======== TEKS HALAMAN

Reforma Agraria bukan Sekedar Sertifikasi Tanah

Kementerian Agraria Tata Ruang/ BPN dinilai salah menangkap keliru menangkap pesan dan arahan  Presiden Joko Widodo (Jokowi) mengenai pelaksanaan program Reforma Agraria, apabila hanya memfokuskan program itu pada penerbitan sertifikasi tanah.

Seharusnya, program itu fokus mengidentifikasi lahan-lahan terlantar, serta merombak struktur penguasaan tanah dan memperluas akses pengelolaan tanah yang lebih adil kepada petani kecil.

Demikian dikatakan pakar Agraria, Syaiful Bahari, kepada indeksberita.com, Rabu (28/9/2016) di Jakarta, terkait kebijakan Kementerian ATR/BPN yang sedang gencar melakukan sertifikasi.

================
======== INFORMASI

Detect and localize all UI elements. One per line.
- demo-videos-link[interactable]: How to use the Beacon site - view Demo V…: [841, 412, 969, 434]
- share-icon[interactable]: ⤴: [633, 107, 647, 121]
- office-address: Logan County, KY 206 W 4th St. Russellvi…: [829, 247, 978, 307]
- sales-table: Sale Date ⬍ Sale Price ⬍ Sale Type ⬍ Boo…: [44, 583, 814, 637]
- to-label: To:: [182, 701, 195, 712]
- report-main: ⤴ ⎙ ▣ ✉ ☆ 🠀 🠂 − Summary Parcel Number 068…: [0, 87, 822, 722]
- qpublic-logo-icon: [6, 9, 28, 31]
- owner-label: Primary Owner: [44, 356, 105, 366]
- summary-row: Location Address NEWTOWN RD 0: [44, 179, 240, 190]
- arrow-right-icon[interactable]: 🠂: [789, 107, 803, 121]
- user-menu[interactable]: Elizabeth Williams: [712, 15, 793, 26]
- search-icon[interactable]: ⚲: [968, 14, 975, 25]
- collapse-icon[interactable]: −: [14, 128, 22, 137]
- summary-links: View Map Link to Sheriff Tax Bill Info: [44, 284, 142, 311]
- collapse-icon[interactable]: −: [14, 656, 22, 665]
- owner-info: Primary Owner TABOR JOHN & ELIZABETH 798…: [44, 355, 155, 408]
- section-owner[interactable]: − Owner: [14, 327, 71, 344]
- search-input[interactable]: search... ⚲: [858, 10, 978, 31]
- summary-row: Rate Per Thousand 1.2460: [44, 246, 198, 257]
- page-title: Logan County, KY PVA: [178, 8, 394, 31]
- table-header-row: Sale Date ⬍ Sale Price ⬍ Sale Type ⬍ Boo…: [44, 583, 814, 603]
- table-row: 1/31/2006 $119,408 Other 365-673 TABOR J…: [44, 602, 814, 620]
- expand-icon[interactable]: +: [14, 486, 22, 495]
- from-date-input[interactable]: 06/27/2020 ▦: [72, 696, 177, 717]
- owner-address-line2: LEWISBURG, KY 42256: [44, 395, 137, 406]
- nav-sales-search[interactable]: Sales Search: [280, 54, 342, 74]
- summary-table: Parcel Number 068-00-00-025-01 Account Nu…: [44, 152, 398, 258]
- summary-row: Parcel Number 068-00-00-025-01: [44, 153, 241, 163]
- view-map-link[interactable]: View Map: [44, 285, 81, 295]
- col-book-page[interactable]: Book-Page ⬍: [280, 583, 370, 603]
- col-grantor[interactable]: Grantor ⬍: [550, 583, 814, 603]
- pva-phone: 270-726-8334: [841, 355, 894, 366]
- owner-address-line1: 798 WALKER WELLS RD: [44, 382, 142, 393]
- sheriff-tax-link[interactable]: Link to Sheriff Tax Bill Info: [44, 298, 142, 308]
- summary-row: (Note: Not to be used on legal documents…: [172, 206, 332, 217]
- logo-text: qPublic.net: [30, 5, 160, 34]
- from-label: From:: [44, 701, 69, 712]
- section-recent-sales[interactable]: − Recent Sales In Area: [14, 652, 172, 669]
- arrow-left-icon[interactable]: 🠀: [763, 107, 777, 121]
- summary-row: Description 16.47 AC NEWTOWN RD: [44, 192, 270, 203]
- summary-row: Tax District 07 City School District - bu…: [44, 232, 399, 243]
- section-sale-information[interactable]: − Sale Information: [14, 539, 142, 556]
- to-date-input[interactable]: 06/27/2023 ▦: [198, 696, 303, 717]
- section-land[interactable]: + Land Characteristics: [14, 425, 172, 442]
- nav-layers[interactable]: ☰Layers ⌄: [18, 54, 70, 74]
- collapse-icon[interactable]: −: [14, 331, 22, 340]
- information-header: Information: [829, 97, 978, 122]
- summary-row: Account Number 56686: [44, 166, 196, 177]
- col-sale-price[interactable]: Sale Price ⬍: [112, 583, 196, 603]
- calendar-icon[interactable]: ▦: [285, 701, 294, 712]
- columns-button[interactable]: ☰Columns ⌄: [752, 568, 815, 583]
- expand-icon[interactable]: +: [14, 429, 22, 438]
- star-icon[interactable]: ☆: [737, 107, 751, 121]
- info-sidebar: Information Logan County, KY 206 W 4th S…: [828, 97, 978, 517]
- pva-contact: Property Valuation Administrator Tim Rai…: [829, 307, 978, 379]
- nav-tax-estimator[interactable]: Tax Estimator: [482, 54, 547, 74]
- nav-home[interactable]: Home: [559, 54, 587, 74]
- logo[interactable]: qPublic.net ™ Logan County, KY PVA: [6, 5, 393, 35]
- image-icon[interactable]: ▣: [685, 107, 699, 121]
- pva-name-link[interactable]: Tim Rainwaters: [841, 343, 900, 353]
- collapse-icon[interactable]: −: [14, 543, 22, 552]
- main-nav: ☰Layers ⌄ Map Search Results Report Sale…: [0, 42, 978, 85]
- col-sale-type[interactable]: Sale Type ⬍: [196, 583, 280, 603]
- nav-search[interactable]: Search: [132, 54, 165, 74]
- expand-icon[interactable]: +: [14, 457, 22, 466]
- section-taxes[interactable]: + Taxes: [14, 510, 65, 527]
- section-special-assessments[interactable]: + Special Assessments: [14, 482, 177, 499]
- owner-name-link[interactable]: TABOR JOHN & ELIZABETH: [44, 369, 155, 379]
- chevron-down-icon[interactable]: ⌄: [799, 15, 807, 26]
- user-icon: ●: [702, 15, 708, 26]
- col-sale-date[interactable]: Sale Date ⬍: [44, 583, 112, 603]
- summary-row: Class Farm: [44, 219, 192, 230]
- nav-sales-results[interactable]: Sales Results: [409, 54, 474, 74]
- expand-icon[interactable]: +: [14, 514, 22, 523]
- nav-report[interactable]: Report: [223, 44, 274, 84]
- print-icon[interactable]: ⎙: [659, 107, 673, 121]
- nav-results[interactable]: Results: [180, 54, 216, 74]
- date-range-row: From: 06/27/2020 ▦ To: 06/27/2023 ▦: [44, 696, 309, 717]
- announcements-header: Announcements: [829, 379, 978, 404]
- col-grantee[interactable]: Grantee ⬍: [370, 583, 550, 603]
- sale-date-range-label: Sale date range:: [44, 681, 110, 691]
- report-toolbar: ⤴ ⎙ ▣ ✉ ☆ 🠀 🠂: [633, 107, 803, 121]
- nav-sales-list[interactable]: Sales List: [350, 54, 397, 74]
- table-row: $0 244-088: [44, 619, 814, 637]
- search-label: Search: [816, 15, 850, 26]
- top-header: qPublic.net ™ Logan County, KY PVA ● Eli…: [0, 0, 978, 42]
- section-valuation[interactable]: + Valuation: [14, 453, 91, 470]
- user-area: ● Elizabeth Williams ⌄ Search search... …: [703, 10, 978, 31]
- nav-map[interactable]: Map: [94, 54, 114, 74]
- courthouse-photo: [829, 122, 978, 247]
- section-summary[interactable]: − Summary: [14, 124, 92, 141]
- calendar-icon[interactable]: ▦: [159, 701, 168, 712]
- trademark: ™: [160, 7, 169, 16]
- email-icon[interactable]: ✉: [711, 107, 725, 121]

================

__PERSYARATAN 1__. Ringkaslah paragraf dalam teks tentang Reforma Agraria yang diawali dengan "Seharusnya, program itu" menjadi satu kalimat yang lebih singkat tanpa menghilangkan fakta pokoknya.
__PERSYARATAN 2__. Menurut teks tentang Reforma Agraria, siapa pakar agraria yang menyampaikan pernyataan tersebut?
__PERSYARATAN 3__. Lanjutkan teks tentang Reforma Agraria mulai dari kalimat terakhirnya.
Baris-baris di atas tidak berhubungan dengan teks tentang Reforma Agraria.

__HASIL LATIHAN 1__. Program Reforma Agraria semestinya berfokus pada identifikasi lahan terlantar, perombakan struktur penguasaan tanah, dan perluasan akses pengelolaan tanah yang lebih adil bagi petani kecil.

__HASIL LATIHAN 2__. Syaiful Bahari.

__HASIL LATIHAN 3__.
“Program Reforma Agraria bukan hanya semata-mata sertifikasi tanah. Tapi lebih dari itu adalah merombak struktur penguasaan tanah yang lebih adil kepada rakyat dan memberikan akses pengelolaan tanah pada petani kecil atau gurem sebagaimana amanat UUPA 1960,” kata Syaiful.

Ditambahkan Syaiful, seharusnya Kementerian ATR/BPN memprioritaskan identifikasi tanah-tanah terlantar yang jumlahnya sekitar 7 juta ha dan memberikan pengelolaannya kepada para petani gurem (kecil).

“Saat ini masih ada 26 juta Rumah tangga petani yang hanya rata-rata menguasai 0,25 ha,” tambah Syaiful.

Lebih lanjut Syaiful menegaskan, kebijakan dan pelaksanaan reforma agraria seharusnya terkait langsung dengan penguatan sektor pertanian rakyat dan kedaulatan pangan yang dicanangkan oleh pemerintahan Jokowi-JK.

“Bukan sekedar menyelesaikan administrasi pertanahan seperti penerbitan sertifikat,” tegasnya.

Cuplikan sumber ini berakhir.